AIM:
Find each line in the entries below that contains the string "amphibiousc" and copy those lines out in full. The match is case-sensitive.

****************

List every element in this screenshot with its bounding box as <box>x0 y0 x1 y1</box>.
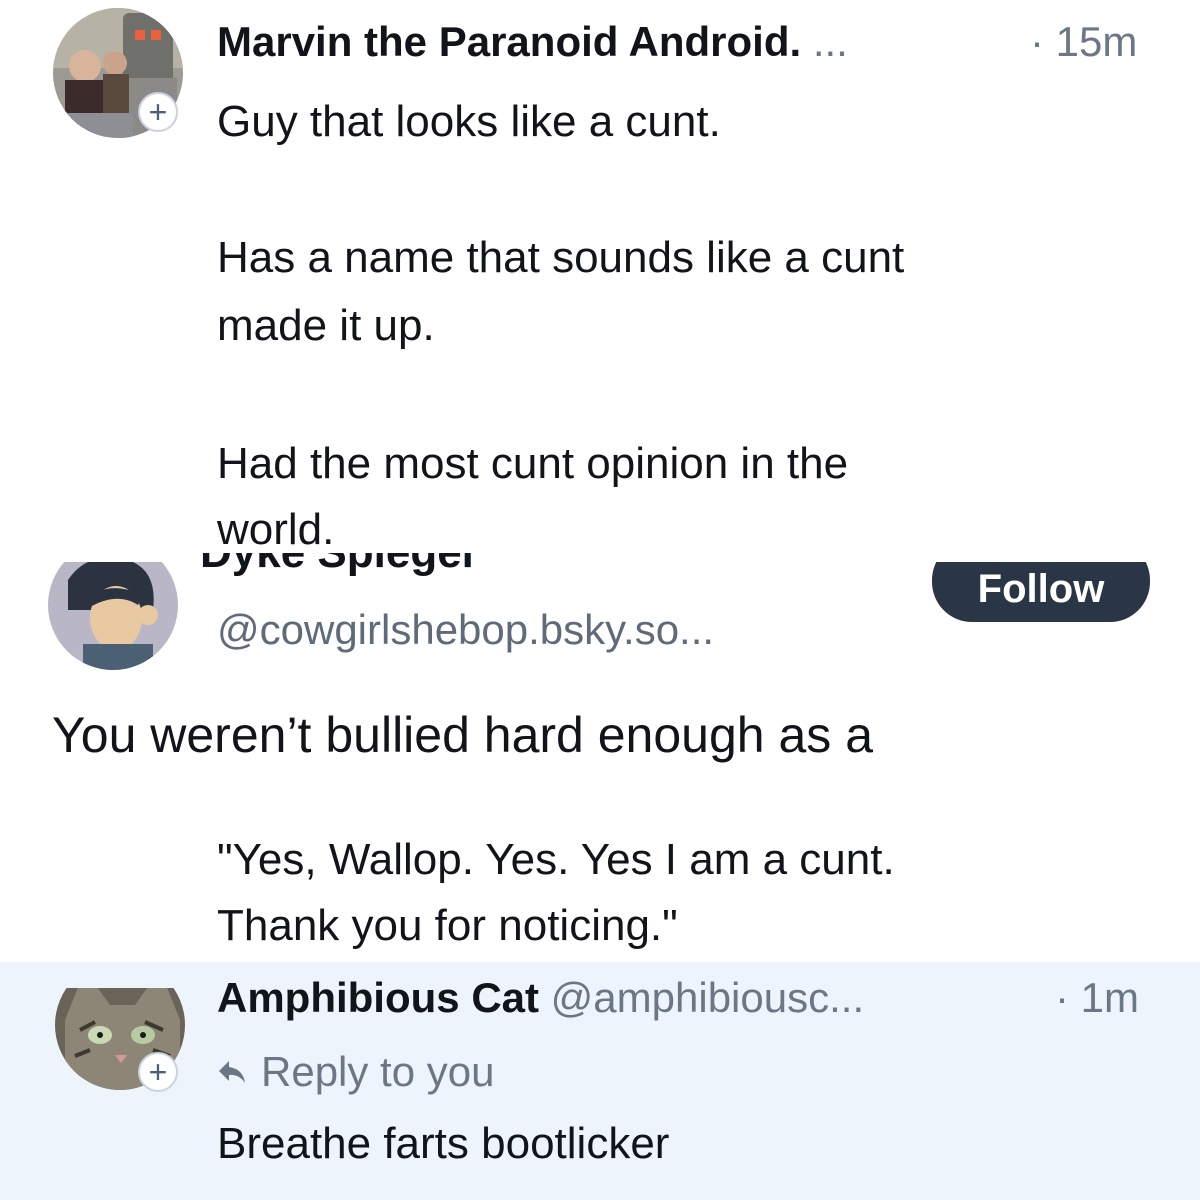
post1-line-4: Had the most cunt opinion in the <box>217 439 849 488</box>
post1-line-3: made it up. <box>217 301 435 350</box>
plus-icon: + <box>148 1054 168 1090</box>
reply-quote-line-2: Thank you for noticing." <box>217 901 678 950</box>
post1-line-1: Guy that looks like a cunt. <box>217 97 721 146</box>
post2-handle[interactable]: @cowgirlshebop.bsky.so... <box>217 606 714 654</box>
post2-display-name[interactable]: Dyke Spiegel <box>200 553 600 575</box>
post3-header-cropped: Amphibious Cat @amphibiousc... <box>217 978 1177 1038</box>
post1-display-name[interactable]: Marvin the Paranoid Android. <box>217 18 801 65</box>
anime-avatar-image <box>48 562 178 670</box>
reply-arrow-icon <box>219 1061 245 1083</box>
post1-header: Marvin the Paranoid Android. ... <box>217 18 848 66</box>
follow-button-label: Follow <box>977 567 1105 611</box>
post1-line-2: Has a name that sounds like a cunt <box>217 233 905 282</box>
follow-plus-badge[interactable]: + <box>138 92 178 132</box>
post1-timestamp[interactable]: · 15m <box>1030 18 1137 66</box>
post3-handle[interactable]: @amphibiousc... <box>551 978 864 1021</box>
post2-name-cropped: Dyke Spiegel <box>200 553 600 579</box>
post3-body: Breathe farts bootlicker <box>217 1119 670 1168</box>
post2-avatar[interactable] <box>48 562 178 670</box>
post1-name-ellipsis: ... <box>812 18 848 65</box>
post3-timestamp[interactable]: · 1m <box>1055 978 1175 1022</box>
post3-display-name[interactable]: Amphibious Cat <box>217 978 539 1021</box>
post3-timestamp-cropped: · 1m <box>1055 978 1175 1038</box>
reply-to-label: Reply to you <box>261 1048 495 1095</box>
reply-quote-line-1: "Yes, Wallop. Yes. Yes I am a cunt. <box>217 835 895 884</box>
post2-body: You weren’t bullied hard enough as a <box>52 707 873 763</box>
plus-icon: + <box>148 94 168 130</box>
post3-follow-plus-badge[interactable]: + <box>138 1052 178 1092</box>
reply-to-indicator[interactable]: Reply to you <box>217 1048 494 1096</box>
follow-button[interactable]: Follow <box>932 562 1150 622</box>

****************

FULL SOLUTION:
post3-header-cropped: Amphibious Cat @amphibiousc... <box>217 978 1177 1038</box>
post3-handle[interactable]: @amphibiousc... <box>551 978 864 1021</box>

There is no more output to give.